• [What is required]:
Skip the images and copy each record exactly as written.
[BEGIN Material for this task]
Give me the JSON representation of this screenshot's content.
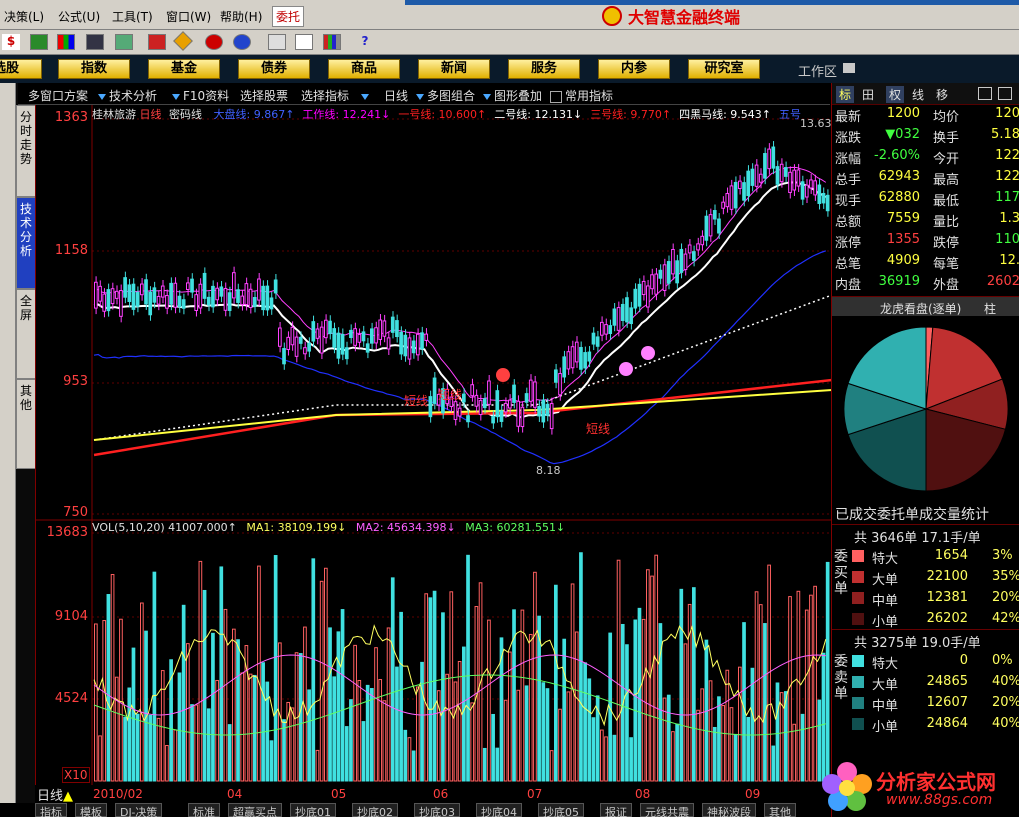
{
  "menu": {
    "items": [
      "决策(L)",
      "公式(U)",
      "工具(T)",
      "窗口(W)",
      "帮助(H)"
    ],
    "entrust": "委托",
    "brand": "大智慧金融终端"
  },
  "nav": {
    "buttons": [
      "选股",
      "指数",
      "基金",
      "债券",
      "商品",
      "新闻",
      "服务",
      "内参",
      "研究室"
    ],
    "workarea": "工作区"
  },
  "tools": {
    "items": [
      "多窗口方案",
      "技术分析",
      "F10资料",
      "选择股票",
      "选择指标",
      "日线",
      "多图组合",
      "图形叠加",
      "常用指标"
    ]
  },
  "sidetabs": [
    "分时走势",
    "技术分析",
    "全屏",
    "其他"
  ],
  "chart": {
    "stock_name": "桂林旅游",
    "period": "日线",
    "indicator": "密码线",
    "lines": [
      {
        "name": "大盘线",
        "value": "9.867↑",
        "color": "#4060ff"
      },
      {
        "name": "工作线",
        "value": "12.241↓",
        "color": "#ff00ff"
      },
      {
        "name": "一号线",
        "value": "10.600↑",
        "color": "#ff2020"
      },
      {
        "name": "二号线",
        "value": "12.131↓",
        "color": "#ffffff"
      },
      {
        "name": "三号线",
        "value": "9.770↑",
        "color": "#ff2020"
      },
      {
        "name": "四黑马线",
        "value": "9.543↑",
        "color": "#ffffff"
      },
      {
        "name": "五号",
        "value": "",
        "color": "#4060ff"
      }
    ],
    "price_axis": [
      "1363",
      "1158",
      "953",
      "750"
    ],
    "high_label": "13.63",
    "low_label": "8.18",
    "short_line_label": "短线",
    "vol_header": {
      "vol": "VOL(5,10,20) 41007.000↑",
      "ma1": "MA1: 38109.199↓",
      "ma2": "MA2: 45634.398↓",
      "ma3": "MA3: 60281.551↓"
    },
    "vol_axis": [
      "13683",
      "9104",
      "4524"
    ],
    "vol_unit": "X10"
  },
  "dates": [
    "2010/02",
    "04",
    "05",
    "06",
    "07",
    "08",
    "09"
  ],
  "bottom": {
    "period_label": "日线",
    "tabs": [
      "指标",
      "模板",
      "DJ-决策",
      "标准",
      "超赢买点",
      "抄底01",
      "抄底02",
      "抄底03",
      "抄底04",
      "抄底05",
      "报证",
      "元线共震",
      "神秘波段",
      "其他"
    ]
  },
  "quote": {
    "tabs": [
      "标",
      "田",
      "权",
      "线",
      "移"
    ],
    "rows": [
      {
        "l": "最新",
        "v": "1200",
        "vc": "#ffff40",
        "l2": "均价",
        "v2": "120",
        "v2c": "#ffff40"
      },
      {
        "l": "涨跌",
        "v": "▼032",
        "vc": "#40ff40",
        "l2": "换手",
        "v2": "5.18",
        "v2c": "#ffff40"
      },
      {
        "l": "涨幅",
        "v": "-2.60%",
        "vc": "#40ff40",
        "l2": "今开",
        "v2": "122",
        "v2c": "#ffff40"
      },
      {
        "l": "总手",
        "v": "62943",
        "vc": "#ffff40",
        "l2": "最高",
        "v2": "122",
        "v2c": "#ffff40"
      },
      {
        "l": "现手",
        "v": "62880",
        "vc": "#ffff40",
        "l2": "最低",
        "v2": "117",
        "v2c": "#40ff40"
      },
      {
        "l": "总额",
        "v": "7559",
        "vc": "#ffff40",
        "l2": "量比",
        "v2": "1.3",
        "v2c": "#ffff40"
      },
      {
        "l": "涨停",
        "v": "1355",
        "vc": "#ff4040",
        "l2": "跌停",
        "v2": "110",
        "v2c": "#40ff40"
      },
      {
        "l": "总笔",
        "v": "4909",
        "vc": "#ffff40",
        "l2": "每笔",
        "v2": "12.",
        "v2c": "#ffff40"
      },
      {
        "l": "内盘",
        "v": "36919",
        "vc": "#40ff40",
        "l2": "外盘",
        "v2": "2602",
        "v2c": "#ff4040"
      }
    ],
    "dragon_tab": "龙虎看盘(逐单)",
    "dragon_tab2": "柱",
    "stats_title": "已成交委托单成交量统计",
    "buy": {
      "summary": "共 3646单 17.1手/单",
      "side_label": "委买单",
      "rows": [
        {
          "label": "特大",
          "value": "1654",
          "pct": "3%",
          "color": "#ff6060"
        },
        {
          "label": "大单",
          "value": "22100",
          "pct": "35%",
          "color": "#c03030"
        },
        {
          "label": "中单",
          "value": "12381",
          "pct": "20%",
          "color": "#902020"
        },
        {
          "label": "小单",
          "value": "26202",
          "pct": "42%",
          "color": "#501010"
        }
      ]
    },
    "sell": {
      "summary": "共 3275单 19.0手/单",
      "side_label": "委卖单",
      "rows": [
        {
          "label": "特大",
          "value": "0",
          "pct": "0%",
          "color": "#40e0e0"
        },
        {
          "label": "大单",
          "value": "24865",
          "pct": "40%",
          "color": "#30b0b0"
        },
        {
          "label": "中单",
          "value": "12607",
          "pct": "20%",
          "color": "#208080"
        },
        {
          "label": "小单",
          "value": "24864",
          "pct": "40%",
          "color": "#105050"
        }
      ]
    }
  },
  "watermark": {
    "text": "分析家公式网",
    "url": "www.88gs.com"
  }
}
[END Material for this task]
• [Result of the task]:
Give me the JSON representation of this screenshot's content.
{
  "menu": {
    "items": [
      "决策(L)",
      "公式(U)",
      "工具(T)",
      "窗口(W)",
      "帮助(H)"
    ],
    "entrust": "委托",
    "brand": "大智慧金融终端"
  },
  "nav": {
    "buttons": [
      "选股",
      "指数",
      "基金",
      "债券",
      "商品",
      "新闻",
      "服务",
      "内参",
      "研究室"
    ],
    "workarea": "工作区"
  },
  "tools": {
    "items": [
      "多窗口方案",
      "技术分析",
      "F10资料",
      "选择股票",
      "选择指标",
      "日线",
      "多图组合",
      "图形叠加",
      "常用指标"
    ]
  },
  "sidetabs": [
    "分时走势",
    "技术分析",
    "全屏",
    "其他"
  ],
  "chart": {
    "stock_name": "桂林旅游",
    "period": "日线",
    "indicator": "密码线",
    "lines": [
      {
        "name": "大盘线",
        "value": "9.867↑",
        "color": "#4060ff"
      },
      {
        "name": "工作线",
        "value": "12.241↓",
        "color": "#ff00ff"
      },
      {
        "name": "一号线",
        "value": "10.600↑",
        "color": "#ff2020"
      },
      {
        "name": "二号线",
        "value": "12.131↓",
        "color": "#ffffff"
      },
      {
        "name": "三号线",
        "value": "9.770↑",
        "color": "#ff2020"
      },
      {
        "name": "四黑马线",
        "value": "9.543↑",
        "color": "#ffffff"
      },
      {
        "name": "五号",
        "value": "",
        "color": "#4060ff"
      }
    ],
    "price_axis": [
      "1363",
      "1158",
      "953",
      "750"
    ],
    "high_label": "13.63",
    "low_label": "8.18",
    "short_line_label": "短线",
    "vol_header": {
      "vol": "VOL(5,10,20) 41007.000↑",
      "ma1": "MA1: 38109.199↓",
      "ma2": "MA2: 45634.398↓",
      "ma3": "MA3: 60281.551↓"
    },
    "vol_axis": [
      "13683",
      "9104",
      "4524"
    ],
    "vol_unit": "X10"
  },
  "dates": [
    "2010/02",
    "04",
    "05",
    "06",
    "07",
    "08",
    "09"
  ],
  "bottom": {
    "period_label": "日线",
    "tabs": [
      "指标",
      "模板",
      "DJ-决策",
      "标准",
      "超赢买点",
      "抄底01",
      "抄底02",
      "抄底03",
      "抄底04",
      "抄底05",
      "报证",
      "元线共震",
      "神秘波段",
      "其他"
    ]
  },
  "quote": {
    "tabs": [
      "标",
      "田",
      "权",
      "线",
      "移"
    ],
    "rows": [
      {
        "l": "最新",
        "v": "1200",
        "vc": "#ffff40",
        "l2": "均价",
        "v2": "120",
        "v2c": "#ffff40"
      },
      {
        "l": "涨跌",
        "v": "▼032",
        "vc": "#40ff40",
        "l2": "换手",
        "v2": "5.18",
        "v2c": "#ffff40"
      },
      {
        "l": "涨幅",
        "v": "-2.60%",
        "vc": "#40ff40",
        "l2": "今开",
        "v2": "122",
        "v2c": "#ffff40"
      },
      {
        "l": "总手",
        "v": "62943",
        "vc": "#ffff40",
        "l2": "最高",
        "v2": "122",
        "v2c": "#ffff40"
      },
      {
        "l": "现手",
        "v": "62880",
        "vc": "#ffff40",
        "l2": "最低",
        "v2": "117",
        "v2c": "#40ff40"
      },
      {
        "l": "总额",
        "v": "7559",
        "vc": "#ffff40",
        "l2": "量比",
        "v2": "1.3",
        "v2c": "#ffff40"
      },
      {
        "l": "涨停",
        "v": "1355",
        "vc": "#ff4040",
        "l2": "跌停",
        "v2": "110",
        "v2c": "#40ff40"
      },
      {
        "l": "总笔",
        "v": "4909",
        "vc": "#ffff40",
        "l2": "每笔",
        "v2": "12.",
        "v2c": "#ffff40"
      },
      {
        "l": "内盘",
        "v": "36919",
        "vc": "#40ff40",
        "l2": "外盘",
        "v2": "2602",
        "v2c": "#ff4040"
      }
    ],
    "dragon_tab": "龙虎看盘(逐单)",
    "dragon_tab2": "柱",
    "stats_title": "已成交委托单成交量统计",
    "buy": {
      "summary": "共 3646单 17.1手/单",
      "side_label": "委买单",
      "rows": [
        {
          "label": "特大",
          "value": "1654",
          "pct": "3%",
          "color": "#ff6060"
        },
        {
          "label": "大单",
          "value": "22100",
          "pct": "35%",
          "color": "#c03030"
        },
        {
          "label": "中单",
          "value": "12381",
          "pct": "20%",
          "color": "#902020"
        },
        {
          "label": "小单",
          "value": "26202",
          "pct": "42%",
          "color": "#501010"
        }
      ]
    },
    "sell": {
      "summary": "共 3275单 19.0手/单",
      "side_label": "委卖单",
      "rows": [
        {
          "label": "特大",
          "value": "0",
          "pct": "0%",
          "color": "#40e0e0"
        },
        {
          "label": "大单",
          "value": "24865",
          "pct": "40%",
          "color": "#30b0b0"
        },
        {
          "label": "中单",
          "value": "12607",
          "pct": "20%",
          "color": "#208080"
        },
        {
          "label": "小单",
          "value": "24864",
          "pct": "40%",
          "color": "#105050"
        }
      ]
    }
  },
  "watermark": {
    "text": "分析家公式网",
    "url": "www.88gs.com"
  }
}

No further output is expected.